-- DATA FOR PROCESSING start --

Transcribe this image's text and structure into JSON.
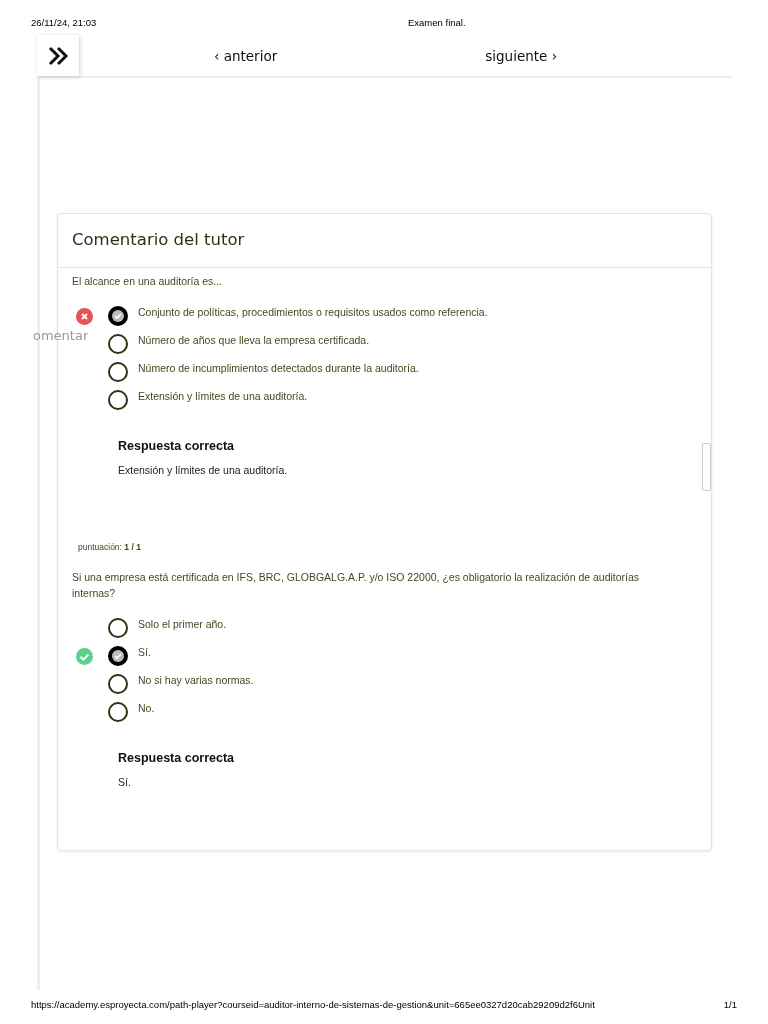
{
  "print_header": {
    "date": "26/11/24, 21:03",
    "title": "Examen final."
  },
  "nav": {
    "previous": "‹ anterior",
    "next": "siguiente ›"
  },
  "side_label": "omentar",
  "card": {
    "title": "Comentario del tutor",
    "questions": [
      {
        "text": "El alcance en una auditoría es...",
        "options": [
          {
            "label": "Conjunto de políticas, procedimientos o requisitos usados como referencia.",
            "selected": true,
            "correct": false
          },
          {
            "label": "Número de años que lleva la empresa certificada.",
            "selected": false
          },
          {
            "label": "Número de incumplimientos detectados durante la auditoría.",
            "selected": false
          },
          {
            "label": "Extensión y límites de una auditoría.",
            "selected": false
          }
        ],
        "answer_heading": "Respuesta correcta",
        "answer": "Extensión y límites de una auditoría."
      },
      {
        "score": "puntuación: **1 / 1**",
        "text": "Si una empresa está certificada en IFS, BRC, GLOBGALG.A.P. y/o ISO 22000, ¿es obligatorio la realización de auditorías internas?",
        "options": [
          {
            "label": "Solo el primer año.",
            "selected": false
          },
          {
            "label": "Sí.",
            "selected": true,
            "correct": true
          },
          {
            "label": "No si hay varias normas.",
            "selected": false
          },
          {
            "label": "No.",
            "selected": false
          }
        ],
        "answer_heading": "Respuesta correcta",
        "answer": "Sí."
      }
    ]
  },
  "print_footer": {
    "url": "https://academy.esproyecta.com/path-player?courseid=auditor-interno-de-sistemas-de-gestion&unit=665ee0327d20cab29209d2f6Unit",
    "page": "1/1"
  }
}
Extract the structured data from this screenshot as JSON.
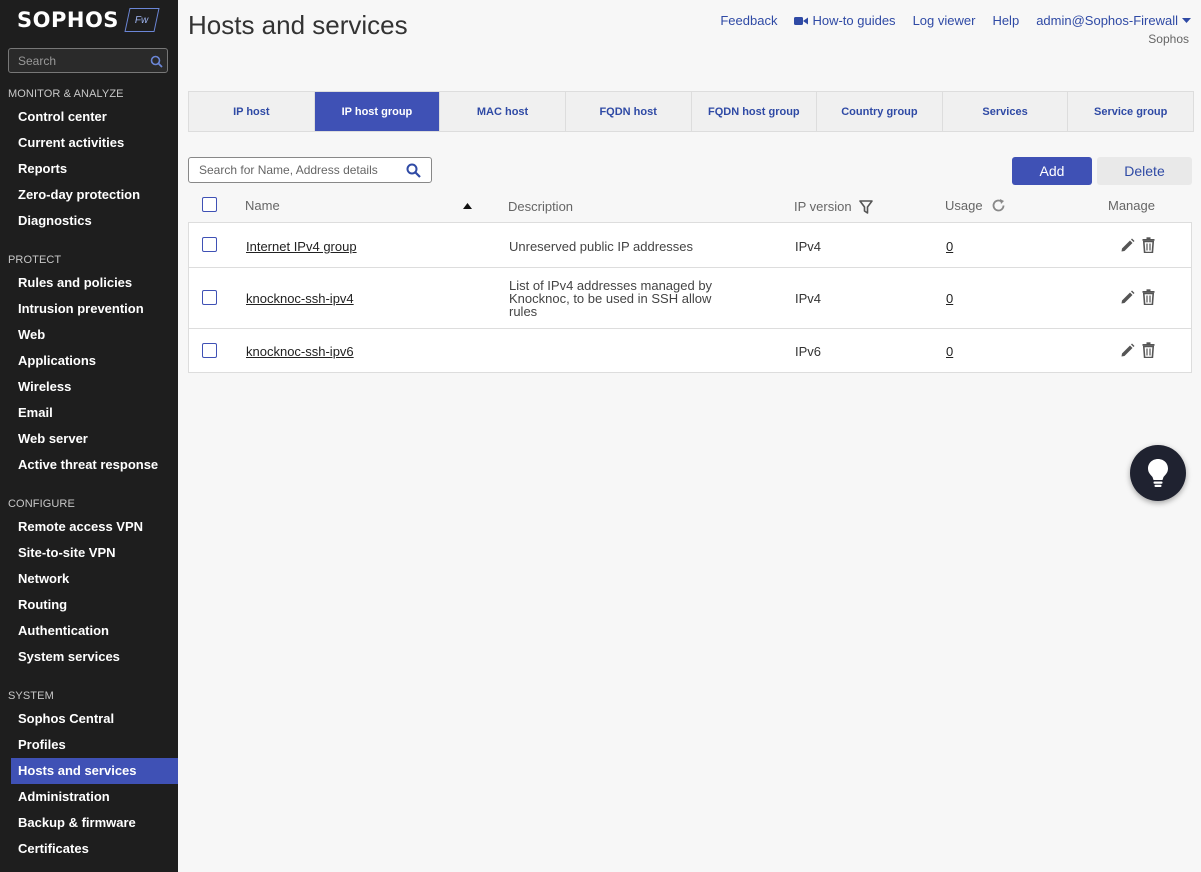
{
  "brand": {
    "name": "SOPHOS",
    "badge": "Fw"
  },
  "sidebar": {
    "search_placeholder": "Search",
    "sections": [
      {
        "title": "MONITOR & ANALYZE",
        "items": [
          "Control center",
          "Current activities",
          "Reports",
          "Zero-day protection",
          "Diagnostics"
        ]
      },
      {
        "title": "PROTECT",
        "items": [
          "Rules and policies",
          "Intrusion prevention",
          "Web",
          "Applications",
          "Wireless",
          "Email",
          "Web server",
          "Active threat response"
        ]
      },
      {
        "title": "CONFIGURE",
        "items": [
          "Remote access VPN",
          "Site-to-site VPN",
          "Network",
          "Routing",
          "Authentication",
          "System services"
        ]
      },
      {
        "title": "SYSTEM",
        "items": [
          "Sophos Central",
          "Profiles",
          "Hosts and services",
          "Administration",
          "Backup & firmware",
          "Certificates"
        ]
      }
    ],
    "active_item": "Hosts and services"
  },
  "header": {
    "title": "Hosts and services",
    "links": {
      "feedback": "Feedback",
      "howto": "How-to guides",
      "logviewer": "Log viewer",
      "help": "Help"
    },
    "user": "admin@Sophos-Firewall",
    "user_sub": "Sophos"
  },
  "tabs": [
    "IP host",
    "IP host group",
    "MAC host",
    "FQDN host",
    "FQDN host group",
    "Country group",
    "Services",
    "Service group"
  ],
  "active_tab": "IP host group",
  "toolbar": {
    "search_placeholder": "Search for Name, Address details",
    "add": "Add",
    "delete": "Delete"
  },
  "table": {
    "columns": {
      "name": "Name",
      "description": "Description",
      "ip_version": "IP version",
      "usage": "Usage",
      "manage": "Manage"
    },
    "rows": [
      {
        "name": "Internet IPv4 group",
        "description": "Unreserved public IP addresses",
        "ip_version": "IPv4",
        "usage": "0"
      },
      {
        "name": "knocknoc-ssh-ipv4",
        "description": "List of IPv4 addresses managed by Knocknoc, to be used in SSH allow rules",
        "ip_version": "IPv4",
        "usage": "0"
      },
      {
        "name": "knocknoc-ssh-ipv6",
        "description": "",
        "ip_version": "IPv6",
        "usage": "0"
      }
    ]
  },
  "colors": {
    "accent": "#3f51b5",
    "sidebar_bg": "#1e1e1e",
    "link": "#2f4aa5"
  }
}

-- DATA FOR PROCESSING end --
-- DATA FOR PROCESSING start --

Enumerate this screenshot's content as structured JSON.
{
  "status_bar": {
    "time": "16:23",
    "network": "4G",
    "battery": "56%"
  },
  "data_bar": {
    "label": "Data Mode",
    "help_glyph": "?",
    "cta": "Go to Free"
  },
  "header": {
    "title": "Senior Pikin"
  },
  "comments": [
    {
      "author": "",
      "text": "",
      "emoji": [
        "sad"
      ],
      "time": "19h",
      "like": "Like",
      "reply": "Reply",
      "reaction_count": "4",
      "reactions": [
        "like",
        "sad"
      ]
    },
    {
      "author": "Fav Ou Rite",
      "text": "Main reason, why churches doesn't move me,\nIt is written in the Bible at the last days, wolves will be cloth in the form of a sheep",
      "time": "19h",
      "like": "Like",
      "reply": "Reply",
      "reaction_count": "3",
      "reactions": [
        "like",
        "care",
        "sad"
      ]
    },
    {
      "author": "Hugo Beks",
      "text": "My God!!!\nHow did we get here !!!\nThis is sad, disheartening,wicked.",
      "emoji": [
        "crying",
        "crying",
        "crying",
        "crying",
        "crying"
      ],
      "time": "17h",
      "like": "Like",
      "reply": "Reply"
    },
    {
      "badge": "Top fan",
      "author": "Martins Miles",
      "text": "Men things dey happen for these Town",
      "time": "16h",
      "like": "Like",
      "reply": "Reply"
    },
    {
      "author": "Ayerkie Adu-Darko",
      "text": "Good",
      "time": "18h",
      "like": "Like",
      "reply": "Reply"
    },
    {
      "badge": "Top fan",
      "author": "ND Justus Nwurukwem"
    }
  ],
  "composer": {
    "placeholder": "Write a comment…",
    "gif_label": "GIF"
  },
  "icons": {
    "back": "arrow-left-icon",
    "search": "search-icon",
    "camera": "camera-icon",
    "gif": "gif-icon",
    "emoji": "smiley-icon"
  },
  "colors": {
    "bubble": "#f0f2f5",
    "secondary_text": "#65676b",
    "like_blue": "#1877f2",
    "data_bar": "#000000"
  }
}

-- DATA FOR PROCESSING end --
-- DATA FOR PROCESSING start --

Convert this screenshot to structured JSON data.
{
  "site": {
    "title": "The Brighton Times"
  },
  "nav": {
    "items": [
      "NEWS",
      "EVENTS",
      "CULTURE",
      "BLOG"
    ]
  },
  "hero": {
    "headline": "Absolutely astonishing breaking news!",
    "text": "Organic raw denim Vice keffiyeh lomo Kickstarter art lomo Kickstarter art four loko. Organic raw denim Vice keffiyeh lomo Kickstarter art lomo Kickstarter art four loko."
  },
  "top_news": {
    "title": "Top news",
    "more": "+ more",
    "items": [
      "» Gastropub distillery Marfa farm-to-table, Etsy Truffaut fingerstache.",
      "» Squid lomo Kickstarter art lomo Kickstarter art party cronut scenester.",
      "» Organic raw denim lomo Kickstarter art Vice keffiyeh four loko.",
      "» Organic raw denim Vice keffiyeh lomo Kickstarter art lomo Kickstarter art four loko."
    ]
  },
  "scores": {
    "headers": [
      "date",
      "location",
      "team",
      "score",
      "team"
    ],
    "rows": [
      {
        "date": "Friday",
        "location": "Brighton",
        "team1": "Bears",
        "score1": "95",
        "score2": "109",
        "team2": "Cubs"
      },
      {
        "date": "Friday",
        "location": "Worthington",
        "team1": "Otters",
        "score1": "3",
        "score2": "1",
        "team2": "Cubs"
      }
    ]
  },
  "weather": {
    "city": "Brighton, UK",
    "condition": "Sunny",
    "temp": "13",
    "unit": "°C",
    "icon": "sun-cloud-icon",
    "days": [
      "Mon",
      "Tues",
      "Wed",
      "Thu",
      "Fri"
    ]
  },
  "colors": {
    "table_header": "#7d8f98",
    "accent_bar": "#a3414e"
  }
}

-- DATA FOR PROCESSING end --

| EXERCISE DETAILS |
List every line in the records above that contains the word "location".

| ANSWER TO THE TASK |
      "location",
        "location": "Brighton",
        "location": "Worthington",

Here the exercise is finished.